What the task requires :: The records below are to be quoted in full; please keep every word exact.
-------- Records --------
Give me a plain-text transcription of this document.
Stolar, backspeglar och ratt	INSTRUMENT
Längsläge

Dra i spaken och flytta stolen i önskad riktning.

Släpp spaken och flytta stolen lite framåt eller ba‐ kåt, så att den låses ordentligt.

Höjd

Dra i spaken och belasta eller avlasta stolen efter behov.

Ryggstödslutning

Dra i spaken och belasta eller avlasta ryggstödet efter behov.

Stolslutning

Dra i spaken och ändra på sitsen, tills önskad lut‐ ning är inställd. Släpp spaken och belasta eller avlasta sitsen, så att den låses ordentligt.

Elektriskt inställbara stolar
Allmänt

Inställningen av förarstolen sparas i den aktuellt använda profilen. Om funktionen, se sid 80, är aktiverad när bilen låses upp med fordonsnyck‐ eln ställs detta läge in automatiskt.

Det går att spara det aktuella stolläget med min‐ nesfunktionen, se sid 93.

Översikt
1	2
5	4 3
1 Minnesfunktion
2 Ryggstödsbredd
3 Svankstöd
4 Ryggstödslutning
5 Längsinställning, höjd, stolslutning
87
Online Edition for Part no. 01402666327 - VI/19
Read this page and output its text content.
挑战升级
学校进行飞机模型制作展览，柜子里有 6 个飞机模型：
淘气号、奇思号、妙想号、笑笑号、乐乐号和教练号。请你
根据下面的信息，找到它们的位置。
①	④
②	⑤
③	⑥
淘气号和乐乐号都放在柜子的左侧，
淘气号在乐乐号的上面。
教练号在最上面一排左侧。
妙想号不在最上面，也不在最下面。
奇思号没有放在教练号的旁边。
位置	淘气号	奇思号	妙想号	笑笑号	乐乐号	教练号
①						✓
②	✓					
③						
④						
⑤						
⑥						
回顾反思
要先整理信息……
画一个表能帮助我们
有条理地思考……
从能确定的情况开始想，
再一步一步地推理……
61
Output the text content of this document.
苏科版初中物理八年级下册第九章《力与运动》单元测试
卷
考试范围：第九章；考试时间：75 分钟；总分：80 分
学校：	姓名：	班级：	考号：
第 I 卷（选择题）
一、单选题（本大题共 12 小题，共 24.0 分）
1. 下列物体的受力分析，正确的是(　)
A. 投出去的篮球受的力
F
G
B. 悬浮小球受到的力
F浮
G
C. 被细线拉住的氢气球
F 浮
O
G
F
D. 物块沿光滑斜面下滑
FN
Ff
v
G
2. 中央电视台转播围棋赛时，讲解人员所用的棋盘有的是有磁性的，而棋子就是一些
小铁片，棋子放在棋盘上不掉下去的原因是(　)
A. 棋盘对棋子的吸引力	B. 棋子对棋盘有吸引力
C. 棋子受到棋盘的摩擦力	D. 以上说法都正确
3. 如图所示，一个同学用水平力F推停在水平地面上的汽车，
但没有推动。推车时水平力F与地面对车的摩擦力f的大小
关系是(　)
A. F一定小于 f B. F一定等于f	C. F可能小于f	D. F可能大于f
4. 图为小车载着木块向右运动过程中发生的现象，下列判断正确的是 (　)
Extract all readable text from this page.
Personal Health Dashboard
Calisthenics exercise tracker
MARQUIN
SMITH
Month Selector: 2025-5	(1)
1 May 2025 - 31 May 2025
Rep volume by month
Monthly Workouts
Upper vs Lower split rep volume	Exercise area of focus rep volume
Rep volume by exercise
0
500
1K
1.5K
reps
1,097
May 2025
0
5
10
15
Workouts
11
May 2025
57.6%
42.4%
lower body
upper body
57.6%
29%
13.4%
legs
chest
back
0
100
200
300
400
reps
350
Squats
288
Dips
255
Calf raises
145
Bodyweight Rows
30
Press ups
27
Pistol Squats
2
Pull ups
--------
Task answer ::
Give me a plain-text transcription of this document.
Stolar, backspeglar och ratt	INSTRUMENT
Längsläge

Dra i spaken och flytta stolen i önskad riktning.

Släpp spaken och flytta stolen lite framåt eller ba‐ kåt, så att den låses ordentligt.

Höjd

Dra i spaken och belasta eller avlasta stolen efter behov.

Ryggstödslutning

Dra i spaken och belasta eller avlasta ryggstödet efter behov.

Stolslutning

Dra i spaken och ändra på sitsen, tills önskad lut‐ ning är inställd. Släpp spaken och belasta eller avlasta sitsen, så att den låses ordentligt.

Elektriskt inställbara stolar
Allmänt

Inställningen av förarstolen sparas i den aktuellt använda profilen. Om funktionen, se sid 80, är aktiverad när bilen låses upp med fordonsnyck‐ eln ställs detta läge in automatiskt.

Det går att spara det aktuella stolläget med min‐ nesfunktionen, se sid 93.

Översikt
1	2
5	4 3
1 Minnesfunktion
2 Ryggstödsbredd
3 Svankstöd
4 Ryggstödslutning
5 Längsinställning, höjd, stolslutning
87
Online Edition for Part no. 01402666327 - VI/19
Read this page and output its text content.
挑战升级
学校进行飞机模型制作展览，柜子里有 6 个飞机模型：
淘气号、奇思号、妙想号、笑笑号、乐乐号和教练号。请你
根据下面的信息，找到它们的位置。
①	④
②	⑤
③	⑥
淘气号和乐乐号都放在柜子的左侧，
淘气号在乐乐号的上面。
教练号在最上面一排左侧。
妙想号不在最上面，也不在最下面。
奇思号没有放在教练号的旁边。
位置	淘气号	奇思号	妙想号	笑笑号	乐乐号	教练号
①						✓
②	✓					
③						
④						
⑤						
⑥						
回顾反思
要先整理信息……
画一个表能帮助我们
有条理地思考……
从能确定的情况开始想，
再一步一步地推理……
61
Output the text content of this document.
苏科版初中物理八年级下册第九章《力与运动》单元测试
卷
考试范围：第九章；考试时间：75 分钟；总分：80 分
学校：	姓名：	班级：	考号：
第 I 卷（选择题）
一、单选题（本大题共 12 小题，共 24.0 分）
1. 下列物体的受力分析，正确的是(　)
A. 投出去的篮球受的力
F
G
B. 悬浮小球受到的力
F浮
G
C. 被细线拉住的氢气球
F 浮
O
G
F
D. 物块沿光滑斜面下滑
FN
Ff
v
G
2. 中央电视台转播围棋赛时，讲解人员所用的棋盘有的是有磁性的，而棋子就是一些
小铁片，棋子放在棋盘上不掉下去的原因是(　)
A. 棋盘对棋子的吸引力	B. 棋子对棋盘有吸引力
C. 棋子受到棋盘的摩擦力	D. 以上说法都正确
3. 如图所示，一个同学用水平力F推停在水平地面上的汽车，
但没有推动。推车时水平力F与地面对车的摩擦力f的大小
关系是(　)
A. F一定小于 f B. F一定等于f	C. F可能小于f	D. F可能大于f
4. 图为小车载着木块向右运动过程中发生的现象，下列判断正确的是 (　)
Extract all readable text from this page.
Personal Health Dashboard
Calisthenics exercise tracker
MARQUIN
SMITH
Month Selector: 2025-5	(1)
1 May 2025 - 31 May 2025
Rep volume by month
Monthly Workouts
Upper vs Lower split rep volume	Exercise area of focus rep volume
Rep volume by exercise
0
500
1K
1.5K
reps
1,097
May 2025
0
5
10
15
Workouts
11
May 2025
57.6%
42.4%
lower body
upper body
57.6%
29%
13.4%
legs
chest
back
0
100
200
300
400
reps
350
Squats
288
Dips
255
Calf raises
145
Bodyweight Rows
30
Press ups
27
Pistol Squats
2
Pull ups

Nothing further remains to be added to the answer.